LISTED RECORDS ▸

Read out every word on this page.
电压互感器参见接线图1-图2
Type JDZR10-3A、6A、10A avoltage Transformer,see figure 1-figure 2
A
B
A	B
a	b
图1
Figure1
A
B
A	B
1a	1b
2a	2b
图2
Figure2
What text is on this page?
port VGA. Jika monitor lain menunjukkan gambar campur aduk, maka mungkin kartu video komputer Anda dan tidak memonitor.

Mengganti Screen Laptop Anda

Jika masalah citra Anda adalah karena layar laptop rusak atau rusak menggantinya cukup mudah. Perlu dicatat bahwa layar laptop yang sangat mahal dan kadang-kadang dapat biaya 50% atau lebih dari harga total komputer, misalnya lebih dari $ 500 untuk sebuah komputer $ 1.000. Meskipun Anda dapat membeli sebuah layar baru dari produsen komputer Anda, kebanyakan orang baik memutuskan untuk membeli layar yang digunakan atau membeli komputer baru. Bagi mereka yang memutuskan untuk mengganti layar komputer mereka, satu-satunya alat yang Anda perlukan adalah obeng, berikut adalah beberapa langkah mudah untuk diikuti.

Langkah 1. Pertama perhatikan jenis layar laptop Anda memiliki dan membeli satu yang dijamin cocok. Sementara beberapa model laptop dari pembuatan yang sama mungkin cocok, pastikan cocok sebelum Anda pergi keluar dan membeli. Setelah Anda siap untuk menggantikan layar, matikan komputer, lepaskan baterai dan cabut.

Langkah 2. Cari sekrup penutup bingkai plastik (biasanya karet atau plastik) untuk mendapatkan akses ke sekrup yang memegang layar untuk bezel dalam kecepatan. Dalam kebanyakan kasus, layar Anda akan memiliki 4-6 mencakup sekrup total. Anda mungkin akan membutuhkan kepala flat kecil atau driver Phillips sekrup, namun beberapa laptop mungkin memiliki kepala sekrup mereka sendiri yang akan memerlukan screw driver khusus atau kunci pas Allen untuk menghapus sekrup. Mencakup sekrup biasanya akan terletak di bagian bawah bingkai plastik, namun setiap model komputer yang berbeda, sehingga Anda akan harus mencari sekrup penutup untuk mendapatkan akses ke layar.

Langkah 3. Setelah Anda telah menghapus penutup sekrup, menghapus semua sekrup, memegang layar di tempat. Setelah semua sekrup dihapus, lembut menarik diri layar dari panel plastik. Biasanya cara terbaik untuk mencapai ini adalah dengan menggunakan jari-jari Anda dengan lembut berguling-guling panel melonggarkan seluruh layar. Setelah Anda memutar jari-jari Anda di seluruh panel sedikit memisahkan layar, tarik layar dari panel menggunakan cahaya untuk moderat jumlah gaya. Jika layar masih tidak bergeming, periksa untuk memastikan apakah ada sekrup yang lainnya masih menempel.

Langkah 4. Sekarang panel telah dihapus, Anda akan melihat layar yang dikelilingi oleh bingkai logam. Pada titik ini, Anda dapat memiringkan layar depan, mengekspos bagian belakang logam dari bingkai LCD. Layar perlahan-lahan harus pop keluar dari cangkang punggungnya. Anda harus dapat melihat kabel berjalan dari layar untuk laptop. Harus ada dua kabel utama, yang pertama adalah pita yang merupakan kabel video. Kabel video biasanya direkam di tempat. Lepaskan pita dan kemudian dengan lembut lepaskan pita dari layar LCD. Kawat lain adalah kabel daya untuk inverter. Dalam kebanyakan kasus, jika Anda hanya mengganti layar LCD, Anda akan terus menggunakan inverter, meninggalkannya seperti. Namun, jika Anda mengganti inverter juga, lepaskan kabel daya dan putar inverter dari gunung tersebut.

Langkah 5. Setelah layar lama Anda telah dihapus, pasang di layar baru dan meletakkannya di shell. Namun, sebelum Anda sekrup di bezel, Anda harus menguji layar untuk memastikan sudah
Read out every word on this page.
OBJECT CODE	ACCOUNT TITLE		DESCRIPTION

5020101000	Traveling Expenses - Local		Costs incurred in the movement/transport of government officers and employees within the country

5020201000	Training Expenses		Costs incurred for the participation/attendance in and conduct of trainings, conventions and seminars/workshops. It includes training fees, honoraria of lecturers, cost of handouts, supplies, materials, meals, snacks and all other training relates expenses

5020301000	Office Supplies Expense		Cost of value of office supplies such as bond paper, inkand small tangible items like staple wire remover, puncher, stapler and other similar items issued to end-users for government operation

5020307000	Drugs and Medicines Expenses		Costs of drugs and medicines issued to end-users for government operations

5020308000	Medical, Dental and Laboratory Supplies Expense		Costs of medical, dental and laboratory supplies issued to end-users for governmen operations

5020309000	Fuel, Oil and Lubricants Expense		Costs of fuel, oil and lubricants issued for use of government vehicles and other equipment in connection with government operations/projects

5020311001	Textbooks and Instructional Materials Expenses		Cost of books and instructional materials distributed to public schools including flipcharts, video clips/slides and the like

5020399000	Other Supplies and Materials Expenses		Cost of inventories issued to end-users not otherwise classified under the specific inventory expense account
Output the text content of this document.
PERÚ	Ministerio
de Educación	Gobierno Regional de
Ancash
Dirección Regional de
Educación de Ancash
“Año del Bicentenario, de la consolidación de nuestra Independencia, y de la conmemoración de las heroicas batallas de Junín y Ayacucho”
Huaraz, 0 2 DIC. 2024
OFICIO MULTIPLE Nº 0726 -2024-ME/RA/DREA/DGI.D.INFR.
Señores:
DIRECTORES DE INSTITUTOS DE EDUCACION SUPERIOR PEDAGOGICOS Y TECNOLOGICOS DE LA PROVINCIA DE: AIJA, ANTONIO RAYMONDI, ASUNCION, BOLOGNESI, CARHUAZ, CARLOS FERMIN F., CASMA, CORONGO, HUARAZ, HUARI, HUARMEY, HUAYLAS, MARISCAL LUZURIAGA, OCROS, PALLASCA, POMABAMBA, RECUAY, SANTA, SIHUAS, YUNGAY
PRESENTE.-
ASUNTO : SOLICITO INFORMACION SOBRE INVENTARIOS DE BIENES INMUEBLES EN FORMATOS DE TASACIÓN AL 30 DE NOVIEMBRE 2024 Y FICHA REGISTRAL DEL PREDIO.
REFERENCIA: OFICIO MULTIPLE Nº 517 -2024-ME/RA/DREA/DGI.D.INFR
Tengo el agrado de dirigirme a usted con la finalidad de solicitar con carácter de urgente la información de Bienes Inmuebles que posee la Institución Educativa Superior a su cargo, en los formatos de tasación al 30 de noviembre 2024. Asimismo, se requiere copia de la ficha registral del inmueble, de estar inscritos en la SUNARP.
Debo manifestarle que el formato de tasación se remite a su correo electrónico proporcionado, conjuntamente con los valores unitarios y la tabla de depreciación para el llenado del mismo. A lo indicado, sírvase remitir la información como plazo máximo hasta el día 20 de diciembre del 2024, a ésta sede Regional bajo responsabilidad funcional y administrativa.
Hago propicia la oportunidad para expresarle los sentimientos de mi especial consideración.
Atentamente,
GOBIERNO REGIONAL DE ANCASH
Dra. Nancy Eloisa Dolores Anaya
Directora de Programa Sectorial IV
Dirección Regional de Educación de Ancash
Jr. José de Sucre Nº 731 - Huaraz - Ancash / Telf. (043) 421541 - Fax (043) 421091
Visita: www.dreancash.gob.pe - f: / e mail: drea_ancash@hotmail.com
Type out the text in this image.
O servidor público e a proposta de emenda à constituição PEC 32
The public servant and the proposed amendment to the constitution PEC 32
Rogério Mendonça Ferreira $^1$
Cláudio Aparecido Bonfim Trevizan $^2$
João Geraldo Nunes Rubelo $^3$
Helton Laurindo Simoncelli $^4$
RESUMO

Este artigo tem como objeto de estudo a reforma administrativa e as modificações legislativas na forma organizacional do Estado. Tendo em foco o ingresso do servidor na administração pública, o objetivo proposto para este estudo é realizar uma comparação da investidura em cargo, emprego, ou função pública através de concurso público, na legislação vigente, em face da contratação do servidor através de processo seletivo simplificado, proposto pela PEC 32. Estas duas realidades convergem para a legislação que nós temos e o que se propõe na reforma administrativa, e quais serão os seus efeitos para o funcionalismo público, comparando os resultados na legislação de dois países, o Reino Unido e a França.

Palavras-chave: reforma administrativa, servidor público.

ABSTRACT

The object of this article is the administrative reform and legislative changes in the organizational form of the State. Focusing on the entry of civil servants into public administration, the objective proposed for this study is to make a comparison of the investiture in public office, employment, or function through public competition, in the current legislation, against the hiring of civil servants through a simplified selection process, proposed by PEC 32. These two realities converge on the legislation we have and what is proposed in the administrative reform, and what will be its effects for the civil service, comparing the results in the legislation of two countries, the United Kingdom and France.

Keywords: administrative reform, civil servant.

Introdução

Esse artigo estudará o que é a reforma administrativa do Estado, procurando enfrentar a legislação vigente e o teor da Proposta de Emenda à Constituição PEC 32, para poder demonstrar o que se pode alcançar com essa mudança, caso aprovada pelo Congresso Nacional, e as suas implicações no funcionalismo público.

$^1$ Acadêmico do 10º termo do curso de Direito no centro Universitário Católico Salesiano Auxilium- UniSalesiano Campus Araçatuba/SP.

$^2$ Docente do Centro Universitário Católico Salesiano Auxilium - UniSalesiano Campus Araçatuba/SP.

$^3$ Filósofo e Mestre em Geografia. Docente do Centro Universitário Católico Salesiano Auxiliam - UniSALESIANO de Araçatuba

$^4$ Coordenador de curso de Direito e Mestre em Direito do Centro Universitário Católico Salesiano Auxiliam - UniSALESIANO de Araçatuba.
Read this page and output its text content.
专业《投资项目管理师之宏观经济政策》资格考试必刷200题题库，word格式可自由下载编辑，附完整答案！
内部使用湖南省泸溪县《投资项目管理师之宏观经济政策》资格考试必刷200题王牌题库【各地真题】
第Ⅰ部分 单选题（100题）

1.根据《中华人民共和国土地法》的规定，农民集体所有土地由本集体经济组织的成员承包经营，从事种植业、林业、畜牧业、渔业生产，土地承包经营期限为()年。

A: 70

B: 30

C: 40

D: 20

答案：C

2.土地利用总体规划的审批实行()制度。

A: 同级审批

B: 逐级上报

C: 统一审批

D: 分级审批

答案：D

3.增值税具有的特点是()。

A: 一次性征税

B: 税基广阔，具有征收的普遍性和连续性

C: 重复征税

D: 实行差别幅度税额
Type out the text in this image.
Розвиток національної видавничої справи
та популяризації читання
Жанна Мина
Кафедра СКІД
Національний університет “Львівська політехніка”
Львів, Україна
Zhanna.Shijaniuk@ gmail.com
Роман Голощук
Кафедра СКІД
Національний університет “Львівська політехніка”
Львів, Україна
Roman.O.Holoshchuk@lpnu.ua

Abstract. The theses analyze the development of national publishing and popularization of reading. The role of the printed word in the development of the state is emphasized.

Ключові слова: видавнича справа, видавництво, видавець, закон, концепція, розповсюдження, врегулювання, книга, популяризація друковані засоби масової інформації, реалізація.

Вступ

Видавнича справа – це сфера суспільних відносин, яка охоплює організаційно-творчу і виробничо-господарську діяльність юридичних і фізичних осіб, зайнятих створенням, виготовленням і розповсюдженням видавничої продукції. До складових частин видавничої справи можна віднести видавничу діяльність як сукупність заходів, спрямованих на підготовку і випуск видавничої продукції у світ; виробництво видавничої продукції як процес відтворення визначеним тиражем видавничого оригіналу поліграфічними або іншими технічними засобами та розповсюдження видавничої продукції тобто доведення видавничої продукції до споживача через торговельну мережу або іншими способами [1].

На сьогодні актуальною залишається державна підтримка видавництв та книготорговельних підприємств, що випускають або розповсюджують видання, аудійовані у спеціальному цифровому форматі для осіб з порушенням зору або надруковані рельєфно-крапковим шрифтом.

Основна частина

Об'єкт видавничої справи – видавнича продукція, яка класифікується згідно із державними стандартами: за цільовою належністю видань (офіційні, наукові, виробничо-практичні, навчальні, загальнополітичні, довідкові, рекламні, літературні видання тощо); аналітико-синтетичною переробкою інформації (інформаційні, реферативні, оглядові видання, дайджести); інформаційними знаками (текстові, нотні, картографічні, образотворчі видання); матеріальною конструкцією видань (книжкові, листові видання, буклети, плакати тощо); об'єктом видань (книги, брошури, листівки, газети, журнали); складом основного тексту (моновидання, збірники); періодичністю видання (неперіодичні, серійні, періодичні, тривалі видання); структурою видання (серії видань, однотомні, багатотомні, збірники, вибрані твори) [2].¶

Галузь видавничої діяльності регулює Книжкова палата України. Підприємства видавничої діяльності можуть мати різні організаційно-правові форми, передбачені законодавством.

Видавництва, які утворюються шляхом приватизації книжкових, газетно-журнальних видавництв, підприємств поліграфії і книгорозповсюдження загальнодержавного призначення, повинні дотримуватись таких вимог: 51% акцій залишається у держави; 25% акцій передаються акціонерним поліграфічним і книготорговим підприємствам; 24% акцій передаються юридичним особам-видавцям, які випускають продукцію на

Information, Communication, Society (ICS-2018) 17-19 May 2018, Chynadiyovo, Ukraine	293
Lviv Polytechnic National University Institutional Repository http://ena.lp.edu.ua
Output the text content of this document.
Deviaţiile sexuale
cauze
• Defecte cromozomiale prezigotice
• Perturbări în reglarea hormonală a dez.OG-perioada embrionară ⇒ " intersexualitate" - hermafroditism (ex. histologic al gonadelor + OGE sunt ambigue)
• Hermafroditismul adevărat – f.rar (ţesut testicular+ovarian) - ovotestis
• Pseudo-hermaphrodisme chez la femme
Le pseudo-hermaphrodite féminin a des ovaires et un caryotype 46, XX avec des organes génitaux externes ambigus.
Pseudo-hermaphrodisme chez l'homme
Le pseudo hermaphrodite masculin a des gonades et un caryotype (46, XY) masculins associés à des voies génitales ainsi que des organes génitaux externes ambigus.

PROBLEM REQUIREMENTS ▸
Gather each line of the records holding the string "users".

COMPLETE ANSWER ▸
5020301000	Office Supplies Expense		Cost of value of office supplies such as bond paper, inkand small tangible items like staple wire remover, puncher, stapler and other similar items issued to end-users for government operation
5020307000	Drugs and Medicines Expenses		Costs of drugs and medicines issued to end-users for government operations
5020308000	Medical, Dental and Laboratory Supplies Expense		Costs of medical, dental and laboratory supplies issued to end-users for governmen operations
5020399000	Other Supplies and Materials Expenses		Cost of inventories issued to end-users not otherwise classified under the specific inventory expense account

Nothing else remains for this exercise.